- **RECORDS FOR THE EXERCISE**:
= = = =

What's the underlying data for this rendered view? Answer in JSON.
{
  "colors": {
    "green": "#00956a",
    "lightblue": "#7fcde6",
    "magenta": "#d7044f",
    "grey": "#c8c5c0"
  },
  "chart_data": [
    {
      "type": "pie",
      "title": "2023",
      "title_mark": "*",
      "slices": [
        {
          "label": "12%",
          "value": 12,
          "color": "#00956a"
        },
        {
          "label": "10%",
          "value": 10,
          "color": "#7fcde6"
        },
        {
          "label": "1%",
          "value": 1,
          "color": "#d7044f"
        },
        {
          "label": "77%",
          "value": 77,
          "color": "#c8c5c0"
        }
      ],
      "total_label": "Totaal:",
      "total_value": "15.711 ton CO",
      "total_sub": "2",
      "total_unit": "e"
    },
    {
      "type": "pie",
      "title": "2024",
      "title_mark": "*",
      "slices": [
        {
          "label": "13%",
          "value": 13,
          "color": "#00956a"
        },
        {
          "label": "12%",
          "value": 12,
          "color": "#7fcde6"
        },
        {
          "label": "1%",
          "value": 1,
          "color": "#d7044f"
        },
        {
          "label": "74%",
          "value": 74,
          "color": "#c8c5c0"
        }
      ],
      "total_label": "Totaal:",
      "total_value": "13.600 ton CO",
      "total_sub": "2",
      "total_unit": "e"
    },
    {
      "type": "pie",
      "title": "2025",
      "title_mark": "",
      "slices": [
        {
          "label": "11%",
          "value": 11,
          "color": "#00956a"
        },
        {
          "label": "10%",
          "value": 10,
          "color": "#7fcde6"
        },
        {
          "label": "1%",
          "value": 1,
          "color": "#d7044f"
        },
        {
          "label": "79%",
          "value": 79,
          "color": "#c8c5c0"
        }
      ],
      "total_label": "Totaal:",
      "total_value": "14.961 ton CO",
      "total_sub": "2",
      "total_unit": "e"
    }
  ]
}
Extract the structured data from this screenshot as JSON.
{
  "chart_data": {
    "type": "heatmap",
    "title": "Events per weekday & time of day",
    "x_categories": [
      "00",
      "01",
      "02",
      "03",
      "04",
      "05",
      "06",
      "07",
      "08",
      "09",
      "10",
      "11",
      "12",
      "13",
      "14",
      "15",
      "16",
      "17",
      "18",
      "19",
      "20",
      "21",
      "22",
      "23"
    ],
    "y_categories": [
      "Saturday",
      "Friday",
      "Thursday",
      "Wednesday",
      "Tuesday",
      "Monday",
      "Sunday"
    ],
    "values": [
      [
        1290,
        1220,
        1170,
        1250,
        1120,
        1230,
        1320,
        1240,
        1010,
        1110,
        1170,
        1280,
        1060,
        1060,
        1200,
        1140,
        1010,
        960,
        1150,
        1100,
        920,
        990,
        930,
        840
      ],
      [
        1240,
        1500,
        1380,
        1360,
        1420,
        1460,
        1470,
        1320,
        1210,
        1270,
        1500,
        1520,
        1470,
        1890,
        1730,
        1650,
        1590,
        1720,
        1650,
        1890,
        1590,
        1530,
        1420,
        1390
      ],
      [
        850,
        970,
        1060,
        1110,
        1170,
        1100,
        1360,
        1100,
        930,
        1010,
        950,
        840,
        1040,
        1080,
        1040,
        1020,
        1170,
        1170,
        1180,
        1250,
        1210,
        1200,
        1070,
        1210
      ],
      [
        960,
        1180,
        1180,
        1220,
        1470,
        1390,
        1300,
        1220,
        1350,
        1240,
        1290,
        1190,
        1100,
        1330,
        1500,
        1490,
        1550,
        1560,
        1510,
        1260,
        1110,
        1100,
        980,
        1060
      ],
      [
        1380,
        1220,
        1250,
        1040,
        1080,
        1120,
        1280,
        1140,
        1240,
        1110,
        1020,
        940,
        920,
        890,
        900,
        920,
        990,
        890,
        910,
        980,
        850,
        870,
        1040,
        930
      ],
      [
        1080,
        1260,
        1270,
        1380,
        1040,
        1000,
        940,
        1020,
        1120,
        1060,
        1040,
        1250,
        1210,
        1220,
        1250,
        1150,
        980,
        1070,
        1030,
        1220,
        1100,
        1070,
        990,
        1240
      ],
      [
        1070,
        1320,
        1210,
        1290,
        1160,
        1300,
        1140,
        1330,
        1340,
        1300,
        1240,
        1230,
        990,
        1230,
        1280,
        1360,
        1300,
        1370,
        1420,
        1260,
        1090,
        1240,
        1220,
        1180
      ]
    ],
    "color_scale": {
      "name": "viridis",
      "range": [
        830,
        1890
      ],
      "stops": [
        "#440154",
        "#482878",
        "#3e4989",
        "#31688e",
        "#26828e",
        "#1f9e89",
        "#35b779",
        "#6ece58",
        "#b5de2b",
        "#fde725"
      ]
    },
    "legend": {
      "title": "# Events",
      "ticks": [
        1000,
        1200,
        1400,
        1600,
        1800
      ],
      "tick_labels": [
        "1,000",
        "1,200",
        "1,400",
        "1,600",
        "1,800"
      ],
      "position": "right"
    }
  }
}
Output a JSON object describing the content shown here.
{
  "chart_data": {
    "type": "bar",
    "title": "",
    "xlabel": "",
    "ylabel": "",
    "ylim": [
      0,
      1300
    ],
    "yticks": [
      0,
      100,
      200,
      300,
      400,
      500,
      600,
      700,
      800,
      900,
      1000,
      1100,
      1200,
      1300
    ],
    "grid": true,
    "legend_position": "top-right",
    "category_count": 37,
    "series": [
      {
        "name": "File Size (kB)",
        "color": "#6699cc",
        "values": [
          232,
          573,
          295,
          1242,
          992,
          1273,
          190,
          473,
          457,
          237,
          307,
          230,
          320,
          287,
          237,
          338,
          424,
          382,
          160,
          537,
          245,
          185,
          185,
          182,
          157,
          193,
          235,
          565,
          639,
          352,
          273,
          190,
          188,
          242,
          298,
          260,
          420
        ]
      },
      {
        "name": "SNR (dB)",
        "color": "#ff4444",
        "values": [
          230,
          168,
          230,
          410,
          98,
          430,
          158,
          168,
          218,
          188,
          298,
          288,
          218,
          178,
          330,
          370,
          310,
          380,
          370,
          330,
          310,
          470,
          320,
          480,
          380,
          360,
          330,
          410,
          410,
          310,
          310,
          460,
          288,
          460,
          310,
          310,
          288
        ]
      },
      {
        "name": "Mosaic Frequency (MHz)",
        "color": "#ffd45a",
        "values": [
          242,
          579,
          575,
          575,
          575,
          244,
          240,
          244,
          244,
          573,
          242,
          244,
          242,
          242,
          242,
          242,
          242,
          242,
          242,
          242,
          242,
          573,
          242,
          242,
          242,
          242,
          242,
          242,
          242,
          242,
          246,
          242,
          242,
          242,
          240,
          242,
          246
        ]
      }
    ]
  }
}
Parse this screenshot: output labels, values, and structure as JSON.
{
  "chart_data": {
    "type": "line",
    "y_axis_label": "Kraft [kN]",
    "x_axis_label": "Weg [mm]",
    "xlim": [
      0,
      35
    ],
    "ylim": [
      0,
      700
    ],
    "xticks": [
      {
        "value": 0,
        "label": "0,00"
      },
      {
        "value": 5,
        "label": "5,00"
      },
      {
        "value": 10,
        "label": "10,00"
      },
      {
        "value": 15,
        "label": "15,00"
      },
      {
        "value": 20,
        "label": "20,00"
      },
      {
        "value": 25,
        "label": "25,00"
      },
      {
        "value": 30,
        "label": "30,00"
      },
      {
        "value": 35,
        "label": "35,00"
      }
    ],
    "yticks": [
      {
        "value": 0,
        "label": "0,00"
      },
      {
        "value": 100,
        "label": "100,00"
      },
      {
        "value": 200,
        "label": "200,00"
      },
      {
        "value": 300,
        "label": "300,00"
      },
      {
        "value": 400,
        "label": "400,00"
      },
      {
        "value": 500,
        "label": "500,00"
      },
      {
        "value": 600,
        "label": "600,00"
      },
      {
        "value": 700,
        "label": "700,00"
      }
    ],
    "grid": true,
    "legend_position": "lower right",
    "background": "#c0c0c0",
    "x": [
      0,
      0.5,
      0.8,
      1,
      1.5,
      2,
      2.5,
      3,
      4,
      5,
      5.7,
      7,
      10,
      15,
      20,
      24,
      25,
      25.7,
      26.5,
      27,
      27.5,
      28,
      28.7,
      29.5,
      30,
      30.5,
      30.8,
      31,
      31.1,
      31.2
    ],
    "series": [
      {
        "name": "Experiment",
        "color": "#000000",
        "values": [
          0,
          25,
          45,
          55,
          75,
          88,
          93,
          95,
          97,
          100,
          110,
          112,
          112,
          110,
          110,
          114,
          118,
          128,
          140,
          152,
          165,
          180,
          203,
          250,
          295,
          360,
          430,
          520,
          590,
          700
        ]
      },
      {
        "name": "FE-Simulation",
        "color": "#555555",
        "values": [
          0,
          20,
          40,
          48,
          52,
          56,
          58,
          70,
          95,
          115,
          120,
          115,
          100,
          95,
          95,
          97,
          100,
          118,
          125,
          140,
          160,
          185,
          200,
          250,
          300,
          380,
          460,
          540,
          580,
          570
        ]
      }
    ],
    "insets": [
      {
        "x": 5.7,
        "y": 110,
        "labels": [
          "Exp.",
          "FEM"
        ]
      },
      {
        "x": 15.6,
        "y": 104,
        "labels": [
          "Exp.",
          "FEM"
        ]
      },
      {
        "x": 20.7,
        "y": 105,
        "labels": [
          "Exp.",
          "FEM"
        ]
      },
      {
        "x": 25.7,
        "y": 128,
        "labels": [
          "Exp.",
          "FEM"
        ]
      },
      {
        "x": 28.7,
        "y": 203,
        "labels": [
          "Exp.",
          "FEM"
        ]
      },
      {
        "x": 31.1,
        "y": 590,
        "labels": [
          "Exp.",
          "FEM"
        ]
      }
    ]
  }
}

= = = =

- **GOAL**: Which lines above contain the word "JSON"? Copy each of them.

- **FINISHED EXERCISE**:
What's the underlying data for this rendered view? Answer in JSON.
Extract the structured data from this screenshot as JSON.
Output a JSON object describing the content shown here.
Parse this screenshot: output labels, values, and structure as JSON.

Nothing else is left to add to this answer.